Exercise instructions: Please print all of the material below, word for word.
-------
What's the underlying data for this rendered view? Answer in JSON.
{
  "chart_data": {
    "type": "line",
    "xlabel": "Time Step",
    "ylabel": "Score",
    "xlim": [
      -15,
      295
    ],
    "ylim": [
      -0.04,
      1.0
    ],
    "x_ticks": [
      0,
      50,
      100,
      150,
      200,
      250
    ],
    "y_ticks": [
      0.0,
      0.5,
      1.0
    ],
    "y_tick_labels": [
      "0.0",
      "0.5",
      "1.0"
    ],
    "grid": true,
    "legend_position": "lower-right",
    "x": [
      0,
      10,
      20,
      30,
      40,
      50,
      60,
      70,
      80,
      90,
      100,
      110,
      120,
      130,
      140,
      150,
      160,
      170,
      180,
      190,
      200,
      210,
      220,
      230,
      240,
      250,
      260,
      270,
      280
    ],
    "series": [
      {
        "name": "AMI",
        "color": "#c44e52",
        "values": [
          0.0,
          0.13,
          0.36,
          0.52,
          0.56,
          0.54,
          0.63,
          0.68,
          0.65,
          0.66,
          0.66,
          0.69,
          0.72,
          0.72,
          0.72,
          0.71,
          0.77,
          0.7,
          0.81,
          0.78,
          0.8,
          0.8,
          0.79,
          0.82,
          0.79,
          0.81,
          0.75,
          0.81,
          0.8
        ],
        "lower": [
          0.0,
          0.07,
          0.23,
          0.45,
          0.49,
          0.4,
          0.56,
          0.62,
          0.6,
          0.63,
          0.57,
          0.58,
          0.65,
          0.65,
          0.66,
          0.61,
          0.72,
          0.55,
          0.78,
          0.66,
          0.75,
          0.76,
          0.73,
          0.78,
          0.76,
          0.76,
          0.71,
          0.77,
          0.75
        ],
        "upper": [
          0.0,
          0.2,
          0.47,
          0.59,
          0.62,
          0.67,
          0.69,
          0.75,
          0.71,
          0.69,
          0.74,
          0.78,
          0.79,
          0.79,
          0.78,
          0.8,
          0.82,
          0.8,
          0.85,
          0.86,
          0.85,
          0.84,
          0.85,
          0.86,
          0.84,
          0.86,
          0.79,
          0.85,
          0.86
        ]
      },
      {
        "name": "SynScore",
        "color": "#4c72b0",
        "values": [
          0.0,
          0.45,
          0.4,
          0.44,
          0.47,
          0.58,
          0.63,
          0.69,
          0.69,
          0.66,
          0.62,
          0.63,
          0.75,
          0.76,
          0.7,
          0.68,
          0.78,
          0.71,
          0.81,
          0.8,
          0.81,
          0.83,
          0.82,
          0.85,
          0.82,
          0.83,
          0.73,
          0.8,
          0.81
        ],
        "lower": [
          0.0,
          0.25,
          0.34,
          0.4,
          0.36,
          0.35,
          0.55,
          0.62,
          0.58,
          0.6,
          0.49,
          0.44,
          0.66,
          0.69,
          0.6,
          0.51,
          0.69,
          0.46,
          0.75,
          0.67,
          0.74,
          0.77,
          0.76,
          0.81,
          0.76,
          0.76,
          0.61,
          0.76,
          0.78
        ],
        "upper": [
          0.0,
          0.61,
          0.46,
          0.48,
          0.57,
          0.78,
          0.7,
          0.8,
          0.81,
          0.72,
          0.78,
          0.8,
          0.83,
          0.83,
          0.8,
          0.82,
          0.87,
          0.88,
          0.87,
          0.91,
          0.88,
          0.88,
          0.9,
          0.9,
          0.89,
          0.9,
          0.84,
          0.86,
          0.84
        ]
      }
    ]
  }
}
-------
Answer to this task:
What's the underlying data for this rendered view? Answer in JSON.
{
  "chart_data": {
    "type": "line",
    "xlabel": "Time Step",
    "ylabel": "Score",
    "xlim": [
      -15,
      295
    ],
    "ylim": [
      -0.04,
      1.0
    ],
    "x_ticks": [
      0,
      50,
      100,
      150,
      200,
      250
    ],
    "y_ticks": [
      0.0,
      0.5,
      1.0
    ],
    "y_tick_labels": [
      "0.0",
      "0.5",
      "1.0"
    ],
    "grid": true,
    "legend_position": "lower-right",
    "x": [
      0,
      10,
      20,
      30,
      40,
      50,
      60,
      70,
      80,
      90,
      100,
      110,
      120,
      130,
      140,
      150,
      160,
      170,
      180,
      190,
      200,
      210,
      220,
      230,
      240,
      250,
      260,
      270,
      280
    ],
    "series": [
      {
        "name": "AMI",
        "color": "#c44e52",
        "values": [
          0.0,
          0.13,
          0.36,
          0.52,
          0.56,
          0.54,
          0.63,
          0.68,
          0.65,
          0.66,
          0.66,
          0.69,
          0.72,
          0.72,
          0.72,
          0.71,
          0.77,
          0.7,
          0.81,
          0.78,
          0.8,
          0.8,
          0.79,
          0.82,
          0.79,
          0.81,
          0.75,
          0.81,
          0.8
        ],
        "lower": [
          0.0,
          0.07,
          0.23,
          0.45,
          0.49,
          0.4,
          0.56,
          0.62,
          0.6,
          0.63,
          0.57,
          0.58,
          0.65,
          0.65,
          0.66,
          0.61,
          0.72,
          0.55,
          0.78,
          0.66,
          0.75,
          0.76,
          0.73,
          0.78,
          0.76,
          0.76,
          0.71,
          0.77,
          0.75
        ],
        "upper": [
          0.0,
          0.2,
          0.47,
          0.59,
          0.62,
          0.67,
          0.69,
          0.75,
          0.71,
          0.69,
          0.74,
          0.78,
          0.79,
          0.79,
          0.78,
          0.8,
          0.82,
          0.8,
          0.85,
          0.86,
          0.85,
          0.84,
          0.85,
          0.86,
          0.84,
          0.86,
          0.79,
          0.85,
          0.86
        ]
      },
      {
        "name": "SynScore",
        "color": "#4c72b0",
        "values": [
          0.0,
          0.45,
          0.4,
          0.44,
          0.47,
          0.58,
          0.63,
          0.69,
          0.69,
          0.66,
          0.62,
          0.63,
          0.75,
          0.76,
          0.7,
          0.68,
          0.78,
          0.71,
          0.81,
          0.8,
          0.81,
          0.83,
          0.82,
          0.85,
          0.82,
          0.83,
          0.73,
          0.8,
          0.81
        ],
        "lower": [
          0.0,
          0.25,
          0.34,
          0.4,
          0.36,
          0.35,
          0.55,
          0.62,
          0.58,
          0.6,
          0.49,
          0.44,
          0.66,
          0.69,
          0.6,
          0.51,
          0.69,
          0.46,
          0.75,
          0.67,
          0.74,
          0.77,
          0.76,
          0.81,
          0.76,
          0.76,
          0.61,
          0.76,
          0.78
        ],
        "upper": [
          0.0,
          0.61,
          0.46,
          0.48,
          0.57,
          0.78,
          0.7,
          0.8,
          0.81,
          0.72,
          0.78,
          0.8,
          0.83,
          0.83,
          0.8,
          0.82,
          0.87,
          0.88,
          0.87,
          0.91,
          0.88,
          0.88,
          0.9,
          0.9,
          0.89,
          0.9,
          0.84,
          0.86,
          0.84
        ]
      }
    ]
  }
}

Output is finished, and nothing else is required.